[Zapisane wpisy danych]

------------------------------------------------

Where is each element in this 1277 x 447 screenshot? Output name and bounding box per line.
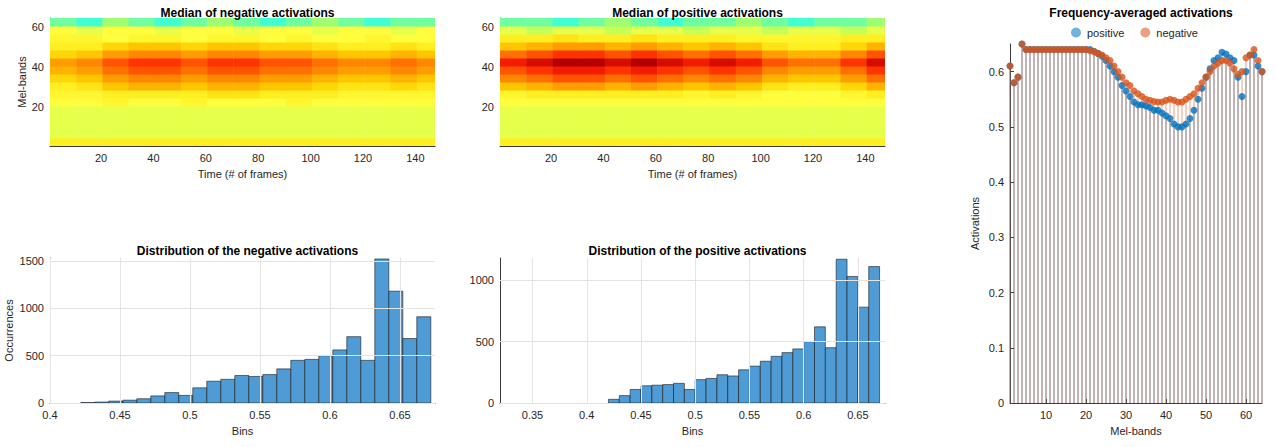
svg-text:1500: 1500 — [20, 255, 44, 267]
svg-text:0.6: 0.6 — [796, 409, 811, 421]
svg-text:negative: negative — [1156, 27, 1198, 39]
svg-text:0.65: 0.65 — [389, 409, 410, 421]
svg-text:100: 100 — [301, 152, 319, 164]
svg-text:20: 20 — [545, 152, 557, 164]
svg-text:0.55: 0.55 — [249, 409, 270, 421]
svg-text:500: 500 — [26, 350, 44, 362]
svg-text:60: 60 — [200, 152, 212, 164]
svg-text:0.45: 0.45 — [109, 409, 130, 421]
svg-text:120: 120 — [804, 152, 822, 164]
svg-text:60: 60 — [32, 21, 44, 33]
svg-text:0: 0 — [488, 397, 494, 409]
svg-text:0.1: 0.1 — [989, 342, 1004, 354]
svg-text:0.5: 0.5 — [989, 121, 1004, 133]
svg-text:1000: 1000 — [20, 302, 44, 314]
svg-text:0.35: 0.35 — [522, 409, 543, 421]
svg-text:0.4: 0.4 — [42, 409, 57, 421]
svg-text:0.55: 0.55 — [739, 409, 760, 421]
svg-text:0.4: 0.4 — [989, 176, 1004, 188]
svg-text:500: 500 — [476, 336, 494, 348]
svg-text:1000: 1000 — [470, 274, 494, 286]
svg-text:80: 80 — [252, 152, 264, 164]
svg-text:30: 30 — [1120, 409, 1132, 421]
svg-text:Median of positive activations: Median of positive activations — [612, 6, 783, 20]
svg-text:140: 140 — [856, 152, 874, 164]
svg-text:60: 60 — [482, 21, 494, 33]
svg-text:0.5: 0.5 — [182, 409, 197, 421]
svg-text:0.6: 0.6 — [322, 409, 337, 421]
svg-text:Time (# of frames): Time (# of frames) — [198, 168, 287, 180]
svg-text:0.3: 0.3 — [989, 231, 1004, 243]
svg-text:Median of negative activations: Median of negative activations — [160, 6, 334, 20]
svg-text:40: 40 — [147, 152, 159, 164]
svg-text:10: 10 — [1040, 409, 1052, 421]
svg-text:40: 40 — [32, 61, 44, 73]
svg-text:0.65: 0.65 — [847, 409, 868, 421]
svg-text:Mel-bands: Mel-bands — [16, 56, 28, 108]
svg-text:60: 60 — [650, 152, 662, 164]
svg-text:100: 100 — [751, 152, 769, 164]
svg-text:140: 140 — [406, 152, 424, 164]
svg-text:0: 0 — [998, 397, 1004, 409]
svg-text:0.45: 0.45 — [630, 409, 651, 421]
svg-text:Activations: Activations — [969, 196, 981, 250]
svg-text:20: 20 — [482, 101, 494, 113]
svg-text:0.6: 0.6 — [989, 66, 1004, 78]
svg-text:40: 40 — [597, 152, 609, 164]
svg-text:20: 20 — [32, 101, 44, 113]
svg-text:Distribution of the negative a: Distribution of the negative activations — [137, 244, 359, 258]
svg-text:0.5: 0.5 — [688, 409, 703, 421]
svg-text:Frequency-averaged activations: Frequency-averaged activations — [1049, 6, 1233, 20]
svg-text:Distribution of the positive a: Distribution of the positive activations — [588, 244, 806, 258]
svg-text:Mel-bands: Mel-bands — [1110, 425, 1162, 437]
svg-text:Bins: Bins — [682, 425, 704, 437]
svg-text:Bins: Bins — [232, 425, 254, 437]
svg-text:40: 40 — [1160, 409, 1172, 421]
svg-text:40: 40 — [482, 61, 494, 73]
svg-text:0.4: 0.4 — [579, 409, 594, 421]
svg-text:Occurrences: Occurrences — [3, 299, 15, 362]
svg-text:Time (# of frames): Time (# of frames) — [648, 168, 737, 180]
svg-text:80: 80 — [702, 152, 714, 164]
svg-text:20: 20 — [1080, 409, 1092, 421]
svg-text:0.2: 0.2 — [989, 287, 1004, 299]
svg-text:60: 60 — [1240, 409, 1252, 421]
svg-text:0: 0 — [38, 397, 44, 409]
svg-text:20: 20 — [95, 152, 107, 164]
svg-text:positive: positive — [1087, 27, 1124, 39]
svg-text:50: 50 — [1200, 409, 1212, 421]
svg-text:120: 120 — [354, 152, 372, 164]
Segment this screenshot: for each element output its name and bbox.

------------------------------------------------

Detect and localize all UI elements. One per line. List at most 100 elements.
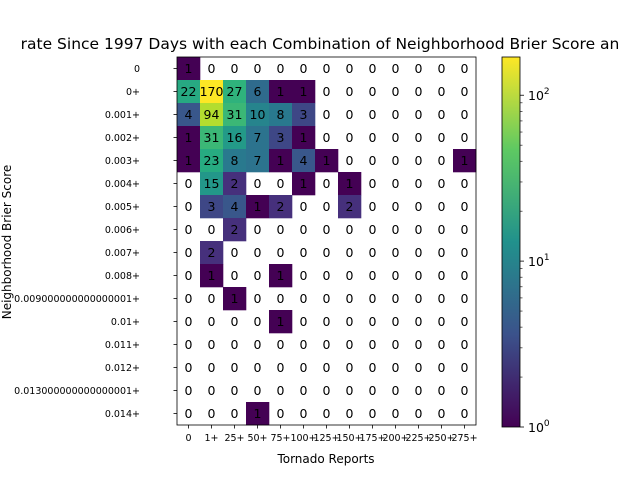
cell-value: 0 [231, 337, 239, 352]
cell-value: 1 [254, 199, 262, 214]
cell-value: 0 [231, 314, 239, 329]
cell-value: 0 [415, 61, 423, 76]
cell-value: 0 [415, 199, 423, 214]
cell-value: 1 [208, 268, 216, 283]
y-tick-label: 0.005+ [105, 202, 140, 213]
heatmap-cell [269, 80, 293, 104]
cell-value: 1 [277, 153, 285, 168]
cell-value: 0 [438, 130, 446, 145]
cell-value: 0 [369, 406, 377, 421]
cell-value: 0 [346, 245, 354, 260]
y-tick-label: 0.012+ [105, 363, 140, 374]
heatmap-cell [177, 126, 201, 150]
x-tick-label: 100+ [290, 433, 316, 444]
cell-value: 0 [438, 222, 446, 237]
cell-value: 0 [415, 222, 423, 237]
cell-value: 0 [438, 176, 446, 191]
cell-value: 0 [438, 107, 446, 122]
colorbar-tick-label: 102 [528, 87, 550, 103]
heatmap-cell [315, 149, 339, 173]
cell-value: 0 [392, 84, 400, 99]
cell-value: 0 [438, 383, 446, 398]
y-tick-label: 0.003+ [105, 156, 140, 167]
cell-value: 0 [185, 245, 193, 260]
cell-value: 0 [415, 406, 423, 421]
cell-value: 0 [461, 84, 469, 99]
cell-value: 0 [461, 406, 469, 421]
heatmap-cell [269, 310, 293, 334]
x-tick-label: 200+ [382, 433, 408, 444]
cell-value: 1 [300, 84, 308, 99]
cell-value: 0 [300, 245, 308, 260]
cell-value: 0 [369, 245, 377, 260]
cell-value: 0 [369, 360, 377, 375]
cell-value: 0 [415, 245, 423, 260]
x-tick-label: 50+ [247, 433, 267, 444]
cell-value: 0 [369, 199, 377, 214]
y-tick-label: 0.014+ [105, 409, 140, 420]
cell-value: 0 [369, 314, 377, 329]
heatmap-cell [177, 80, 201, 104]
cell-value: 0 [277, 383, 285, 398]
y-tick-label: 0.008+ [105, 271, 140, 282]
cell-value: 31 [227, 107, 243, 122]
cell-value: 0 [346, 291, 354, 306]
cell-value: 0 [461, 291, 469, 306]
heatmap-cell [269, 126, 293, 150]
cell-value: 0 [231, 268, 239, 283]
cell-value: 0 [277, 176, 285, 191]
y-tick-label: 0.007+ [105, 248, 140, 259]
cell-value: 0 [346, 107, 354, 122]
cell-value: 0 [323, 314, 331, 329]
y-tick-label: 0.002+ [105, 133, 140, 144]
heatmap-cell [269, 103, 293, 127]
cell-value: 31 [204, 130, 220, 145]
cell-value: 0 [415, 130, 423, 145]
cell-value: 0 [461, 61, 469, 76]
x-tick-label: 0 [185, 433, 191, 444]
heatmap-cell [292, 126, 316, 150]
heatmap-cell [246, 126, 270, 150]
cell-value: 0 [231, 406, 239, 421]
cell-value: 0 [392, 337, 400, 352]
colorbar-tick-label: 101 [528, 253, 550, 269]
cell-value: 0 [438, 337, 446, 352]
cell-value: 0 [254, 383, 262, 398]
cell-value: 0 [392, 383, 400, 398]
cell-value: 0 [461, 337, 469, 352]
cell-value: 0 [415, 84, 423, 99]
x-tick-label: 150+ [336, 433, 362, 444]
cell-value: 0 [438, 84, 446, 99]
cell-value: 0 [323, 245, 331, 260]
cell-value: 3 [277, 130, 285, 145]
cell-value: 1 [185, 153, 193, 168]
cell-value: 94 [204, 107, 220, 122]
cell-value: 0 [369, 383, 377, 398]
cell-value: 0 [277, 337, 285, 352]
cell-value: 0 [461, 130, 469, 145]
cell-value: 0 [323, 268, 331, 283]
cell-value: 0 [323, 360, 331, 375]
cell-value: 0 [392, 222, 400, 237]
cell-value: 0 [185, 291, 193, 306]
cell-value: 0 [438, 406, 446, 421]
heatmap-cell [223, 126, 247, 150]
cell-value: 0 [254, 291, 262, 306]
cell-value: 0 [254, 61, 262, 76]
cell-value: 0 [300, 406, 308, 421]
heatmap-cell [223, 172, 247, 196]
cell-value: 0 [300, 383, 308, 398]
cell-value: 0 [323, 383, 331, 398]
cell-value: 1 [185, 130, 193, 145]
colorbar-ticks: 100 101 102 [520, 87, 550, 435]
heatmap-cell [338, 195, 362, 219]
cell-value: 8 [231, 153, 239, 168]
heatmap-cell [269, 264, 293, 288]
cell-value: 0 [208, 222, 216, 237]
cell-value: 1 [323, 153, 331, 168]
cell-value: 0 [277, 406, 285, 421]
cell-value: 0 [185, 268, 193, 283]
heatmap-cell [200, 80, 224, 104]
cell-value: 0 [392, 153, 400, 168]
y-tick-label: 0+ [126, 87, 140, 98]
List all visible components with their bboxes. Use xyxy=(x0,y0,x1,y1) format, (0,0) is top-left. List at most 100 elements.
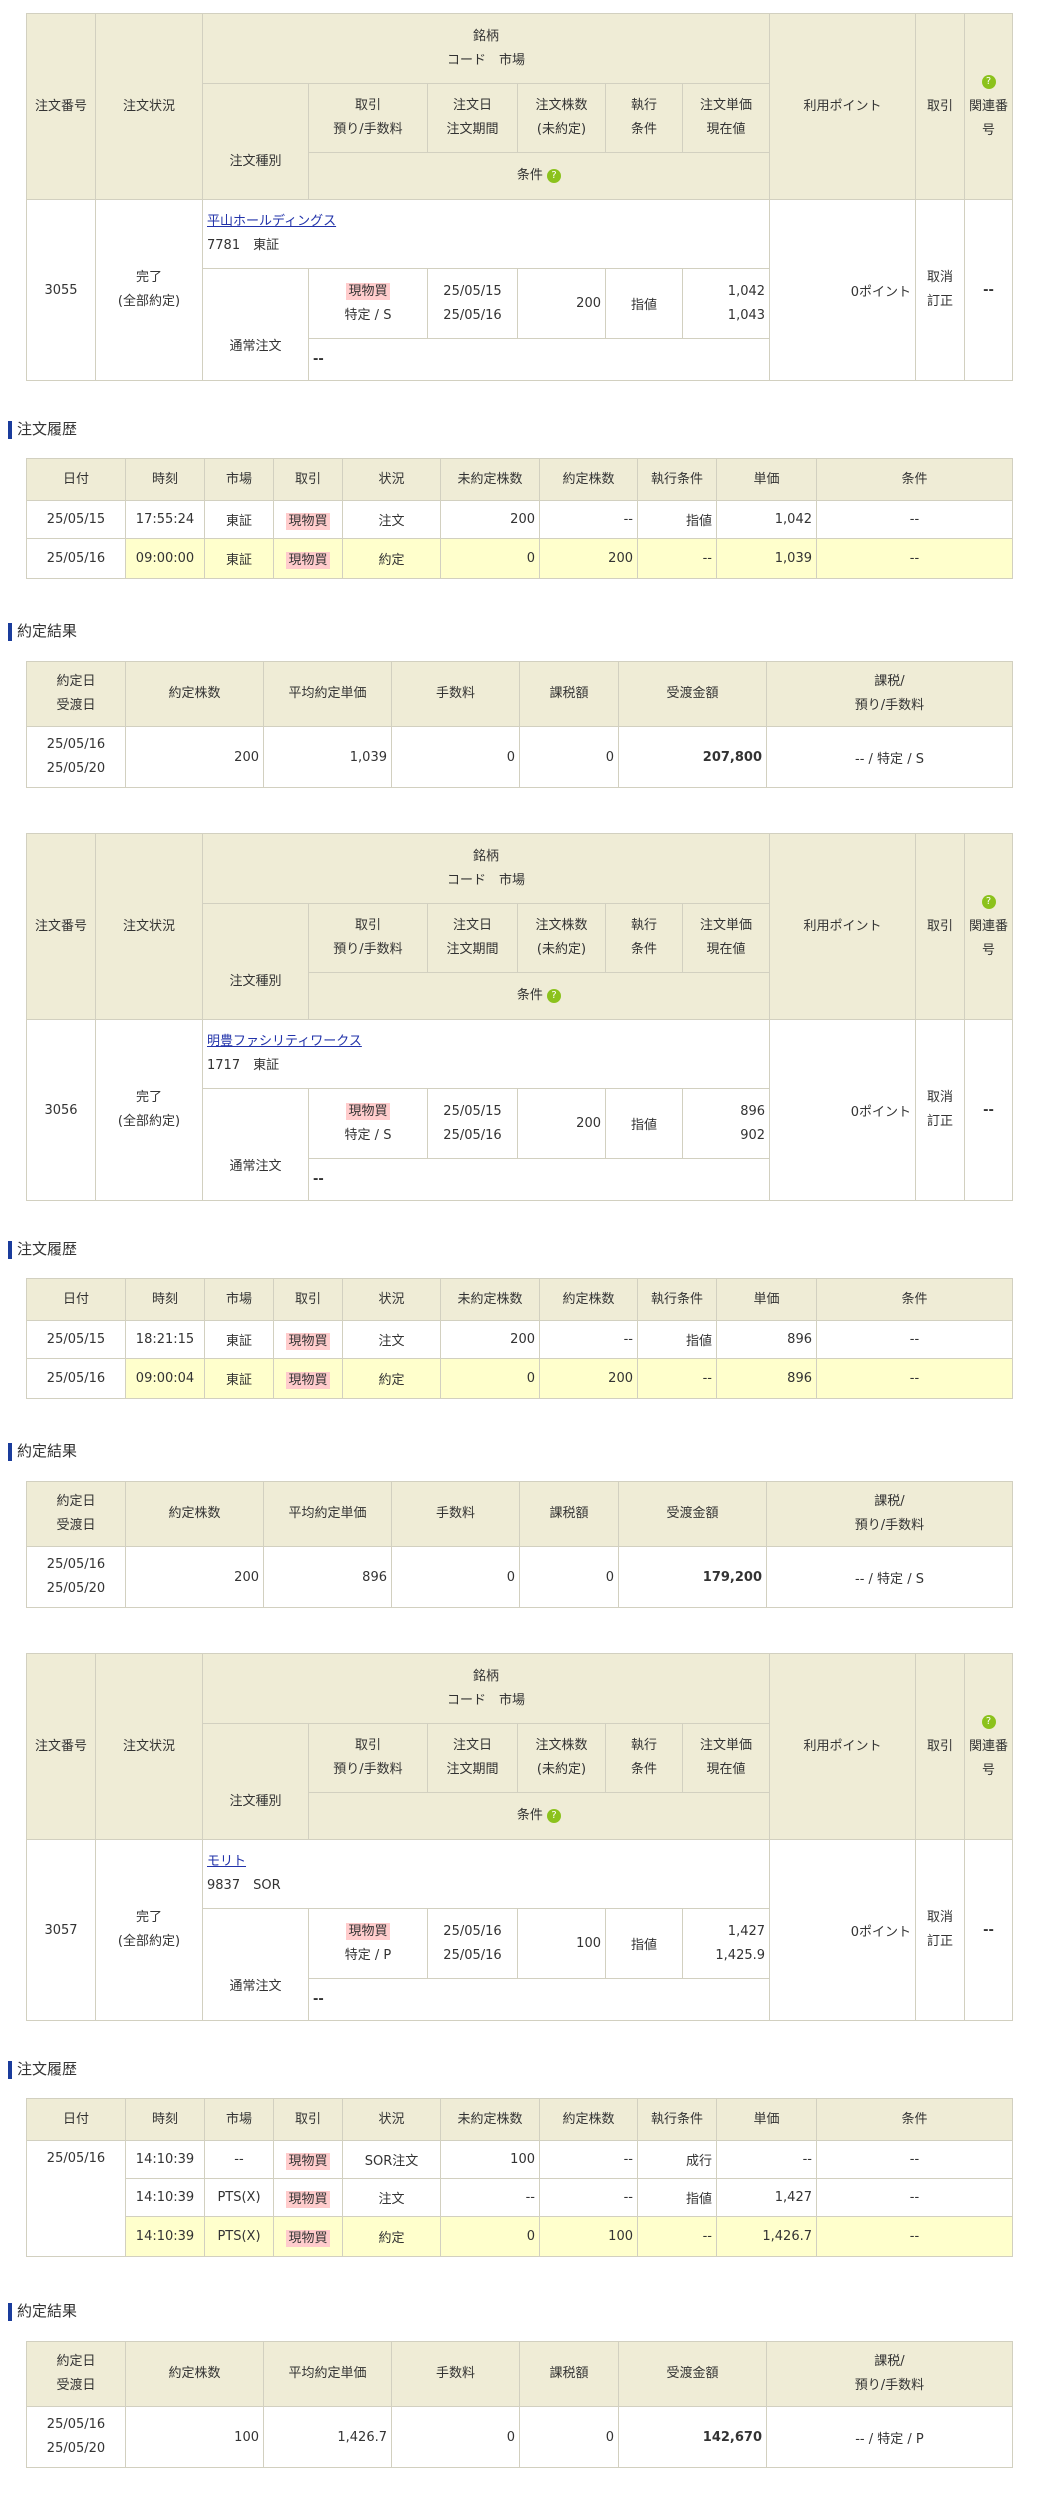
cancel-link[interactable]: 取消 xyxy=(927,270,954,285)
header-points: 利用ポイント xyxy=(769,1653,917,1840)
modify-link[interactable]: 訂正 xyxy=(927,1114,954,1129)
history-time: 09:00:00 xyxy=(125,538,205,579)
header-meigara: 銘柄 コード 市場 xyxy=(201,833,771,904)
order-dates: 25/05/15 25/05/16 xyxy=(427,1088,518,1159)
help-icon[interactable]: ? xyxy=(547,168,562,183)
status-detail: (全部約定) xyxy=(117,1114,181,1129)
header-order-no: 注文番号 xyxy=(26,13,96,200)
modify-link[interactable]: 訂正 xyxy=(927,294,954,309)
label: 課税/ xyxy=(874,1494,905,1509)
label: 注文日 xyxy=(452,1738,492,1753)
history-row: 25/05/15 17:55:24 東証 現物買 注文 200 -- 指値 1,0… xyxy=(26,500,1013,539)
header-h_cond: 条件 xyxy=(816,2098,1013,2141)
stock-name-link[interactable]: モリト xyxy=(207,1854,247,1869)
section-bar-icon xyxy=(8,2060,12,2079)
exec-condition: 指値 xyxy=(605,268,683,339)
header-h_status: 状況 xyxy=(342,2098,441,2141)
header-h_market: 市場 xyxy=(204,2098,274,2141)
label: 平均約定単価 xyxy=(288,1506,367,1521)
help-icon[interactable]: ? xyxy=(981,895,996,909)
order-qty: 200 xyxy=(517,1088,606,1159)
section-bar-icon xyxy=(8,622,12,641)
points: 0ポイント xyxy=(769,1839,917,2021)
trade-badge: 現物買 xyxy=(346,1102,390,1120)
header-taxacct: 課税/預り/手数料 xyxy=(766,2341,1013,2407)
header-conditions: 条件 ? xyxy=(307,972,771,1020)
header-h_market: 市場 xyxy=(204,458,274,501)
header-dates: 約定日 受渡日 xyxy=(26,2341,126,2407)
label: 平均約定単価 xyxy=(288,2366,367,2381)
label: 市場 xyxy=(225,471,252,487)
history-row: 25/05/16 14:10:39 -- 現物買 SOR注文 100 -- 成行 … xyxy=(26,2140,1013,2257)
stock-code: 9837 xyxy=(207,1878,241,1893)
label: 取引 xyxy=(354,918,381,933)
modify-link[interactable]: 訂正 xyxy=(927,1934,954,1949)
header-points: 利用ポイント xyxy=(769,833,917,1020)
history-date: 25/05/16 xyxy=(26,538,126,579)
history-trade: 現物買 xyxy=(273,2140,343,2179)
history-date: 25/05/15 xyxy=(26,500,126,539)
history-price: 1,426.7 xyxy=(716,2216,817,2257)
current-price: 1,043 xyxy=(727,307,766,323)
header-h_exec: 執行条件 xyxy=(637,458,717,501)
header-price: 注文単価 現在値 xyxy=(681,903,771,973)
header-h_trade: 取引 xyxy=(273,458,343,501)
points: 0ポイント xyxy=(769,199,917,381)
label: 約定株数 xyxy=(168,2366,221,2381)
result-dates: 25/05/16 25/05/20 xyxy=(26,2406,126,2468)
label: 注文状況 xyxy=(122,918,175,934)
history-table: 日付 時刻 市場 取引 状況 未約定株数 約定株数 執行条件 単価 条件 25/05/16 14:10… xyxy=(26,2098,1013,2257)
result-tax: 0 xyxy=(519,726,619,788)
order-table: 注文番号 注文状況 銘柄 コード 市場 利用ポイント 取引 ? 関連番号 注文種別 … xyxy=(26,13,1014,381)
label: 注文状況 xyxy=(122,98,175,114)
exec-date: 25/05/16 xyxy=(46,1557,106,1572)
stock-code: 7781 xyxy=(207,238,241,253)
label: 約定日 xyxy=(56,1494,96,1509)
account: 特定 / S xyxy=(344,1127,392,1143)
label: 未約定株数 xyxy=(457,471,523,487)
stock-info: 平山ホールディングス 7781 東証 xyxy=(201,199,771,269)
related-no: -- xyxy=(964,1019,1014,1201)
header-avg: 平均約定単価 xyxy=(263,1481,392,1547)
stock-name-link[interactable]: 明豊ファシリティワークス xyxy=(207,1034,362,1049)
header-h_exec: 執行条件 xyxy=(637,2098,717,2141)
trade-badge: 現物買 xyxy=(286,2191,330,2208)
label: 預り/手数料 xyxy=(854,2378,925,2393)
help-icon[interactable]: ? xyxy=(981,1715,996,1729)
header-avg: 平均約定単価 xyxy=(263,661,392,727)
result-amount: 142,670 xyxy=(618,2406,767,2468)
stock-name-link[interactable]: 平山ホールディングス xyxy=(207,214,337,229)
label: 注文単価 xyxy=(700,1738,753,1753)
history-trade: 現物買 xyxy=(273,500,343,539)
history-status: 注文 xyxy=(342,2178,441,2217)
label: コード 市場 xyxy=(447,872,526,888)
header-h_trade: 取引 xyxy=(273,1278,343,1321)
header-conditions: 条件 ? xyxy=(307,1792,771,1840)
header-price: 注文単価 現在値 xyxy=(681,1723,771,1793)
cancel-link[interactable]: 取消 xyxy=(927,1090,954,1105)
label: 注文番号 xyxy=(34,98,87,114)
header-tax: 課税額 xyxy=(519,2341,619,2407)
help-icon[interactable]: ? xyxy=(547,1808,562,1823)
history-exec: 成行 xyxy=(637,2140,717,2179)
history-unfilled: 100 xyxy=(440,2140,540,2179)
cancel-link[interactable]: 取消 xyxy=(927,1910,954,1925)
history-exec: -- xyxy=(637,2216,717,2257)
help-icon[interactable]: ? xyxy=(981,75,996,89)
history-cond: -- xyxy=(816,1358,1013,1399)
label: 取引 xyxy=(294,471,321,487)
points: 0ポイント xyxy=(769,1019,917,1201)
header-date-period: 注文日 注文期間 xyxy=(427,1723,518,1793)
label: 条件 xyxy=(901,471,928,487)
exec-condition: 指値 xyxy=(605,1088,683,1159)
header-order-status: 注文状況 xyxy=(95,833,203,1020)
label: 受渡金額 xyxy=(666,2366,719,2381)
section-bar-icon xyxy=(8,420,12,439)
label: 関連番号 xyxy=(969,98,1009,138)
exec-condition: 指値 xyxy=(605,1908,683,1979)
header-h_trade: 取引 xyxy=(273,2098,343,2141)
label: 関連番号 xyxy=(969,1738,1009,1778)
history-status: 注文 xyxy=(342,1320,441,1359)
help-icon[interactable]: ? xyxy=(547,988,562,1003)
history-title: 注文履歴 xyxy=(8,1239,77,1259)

------------------------------------------------

__Do wykonania__
Zmodyfikuj wiersze, zaczynając od tego, który zawiera "cell-value: 0 [231, 337, 239, 352]", i kończąc na tym, który zawiera "y-tick-label: 0.005+ [105, 202, 140, 213]", zastępując "y-tick-label" przez "y-axis-label". Resztę tych wierszy pozostaw bez zmian.

__W odpowiedzi__
cell-value: 0 [231, 337, 239, 352]
cell-value: 1 [254, 199, 262, 214]
cell-value: 0 [231, 314, 239, 329]
cell-value: 0 [415, 61, 423, 76]
cell-value: 0 [415, 199, 423, 214]
cell-value: 1 [208, 268, 216, 283]
y-axis-label: 0.005+ [105, 202, 140, 213]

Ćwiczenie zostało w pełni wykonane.